Stored entries
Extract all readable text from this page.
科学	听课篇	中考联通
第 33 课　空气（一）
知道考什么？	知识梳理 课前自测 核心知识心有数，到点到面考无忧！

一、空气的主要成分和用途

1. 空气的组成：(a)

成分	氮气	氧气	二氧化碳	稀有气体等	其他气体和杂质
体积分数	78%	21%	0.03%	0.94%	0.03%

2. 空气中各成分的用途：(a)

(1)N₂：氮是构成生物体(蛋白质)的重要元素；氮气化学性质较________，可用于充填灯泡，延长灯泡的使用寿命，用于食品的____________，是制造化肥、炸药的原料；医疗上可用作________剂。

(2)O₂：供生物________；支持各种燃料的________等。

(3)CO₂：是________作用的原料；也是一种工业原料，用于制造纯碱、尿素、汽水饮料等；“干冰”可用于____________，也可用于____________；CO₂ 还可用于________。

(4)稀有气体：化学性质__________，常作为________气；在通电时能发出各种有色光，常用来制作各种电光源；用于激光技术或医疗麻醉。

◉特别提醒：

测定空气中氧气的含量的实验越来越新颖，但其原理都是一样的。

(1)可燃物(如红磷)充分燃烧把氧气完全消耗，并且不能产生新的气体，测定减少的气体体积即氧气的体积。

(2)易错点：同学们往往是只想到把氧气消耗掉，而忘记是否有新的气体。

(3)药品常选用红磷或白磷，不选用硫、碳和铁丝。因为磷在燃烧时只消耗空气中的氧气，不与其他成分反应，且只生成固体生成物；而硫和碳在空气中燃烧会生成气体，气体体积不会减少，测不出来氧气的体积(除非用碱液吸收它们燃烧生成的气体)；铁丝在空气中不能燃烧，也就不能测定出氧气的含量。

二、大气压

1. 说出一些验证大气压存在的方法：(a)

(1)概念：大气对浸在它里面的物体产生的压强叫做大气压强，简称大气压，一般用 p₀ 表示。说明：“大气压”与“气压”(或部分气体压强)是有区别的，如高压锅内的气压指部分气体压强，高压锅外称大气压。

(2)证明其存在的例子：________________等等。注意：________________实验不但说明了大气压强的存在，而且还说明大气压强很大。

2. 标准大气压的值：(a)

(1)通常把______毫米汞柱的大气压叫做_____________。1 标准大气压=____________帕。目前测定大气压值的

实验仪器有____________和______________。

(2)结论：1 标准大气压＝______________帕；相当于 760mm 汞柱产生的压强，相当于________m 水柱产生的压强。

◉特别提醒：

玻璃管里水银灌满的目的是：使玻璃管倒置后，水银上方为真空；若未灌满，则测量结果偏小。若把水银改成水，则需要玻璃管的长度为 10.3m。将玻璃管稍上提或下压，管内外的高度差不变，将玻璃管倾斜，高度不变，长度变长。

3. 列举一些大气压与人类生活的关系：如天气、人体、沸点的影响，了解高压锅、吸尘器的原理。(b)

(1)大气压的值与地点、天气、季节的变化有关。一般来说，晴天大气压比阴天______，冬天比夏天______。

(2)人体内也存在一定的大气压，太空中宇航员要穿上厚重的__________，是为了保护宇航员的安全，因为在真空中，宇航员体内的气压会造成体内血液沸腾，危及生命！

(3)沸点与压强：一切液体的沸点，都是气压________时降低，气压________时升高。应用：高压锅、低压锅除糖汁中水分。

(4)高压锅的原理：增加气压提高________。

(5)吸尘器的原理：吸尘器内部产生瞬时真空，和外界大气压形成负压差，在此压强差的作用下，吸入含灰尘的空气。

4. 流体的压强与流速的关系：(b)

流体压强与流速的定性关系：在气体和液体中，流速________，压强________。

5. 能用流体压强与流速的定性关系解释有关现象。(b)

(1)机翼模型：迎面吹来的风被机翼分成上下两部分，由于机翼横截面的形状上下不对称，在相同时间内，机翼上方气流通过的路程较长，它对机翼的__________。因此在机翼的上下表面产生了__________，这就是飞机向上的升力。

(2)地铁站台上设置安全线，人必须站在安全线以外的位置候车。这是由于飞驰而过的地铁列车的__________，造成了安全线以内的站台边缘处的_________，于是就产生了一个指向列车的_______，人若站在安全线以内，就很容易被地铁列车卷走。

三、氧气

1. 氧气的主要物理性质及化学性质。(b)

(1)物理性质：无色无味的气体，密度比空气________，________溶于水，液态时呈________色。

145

The problem
Your task is to collect every line above that contains the word "吸尘器的原理".

Answer in full
3. 列举一些大气压与人类生活的关系：如天气、人体、沸点的影响，了解高压锅、吸尘器的原理。(b)
(5)吸尘器的原理：吸尘器内部产生瞬时真空，和外界大气压形成负压差，在此压强差的作用下，吸入含灰尘的空气。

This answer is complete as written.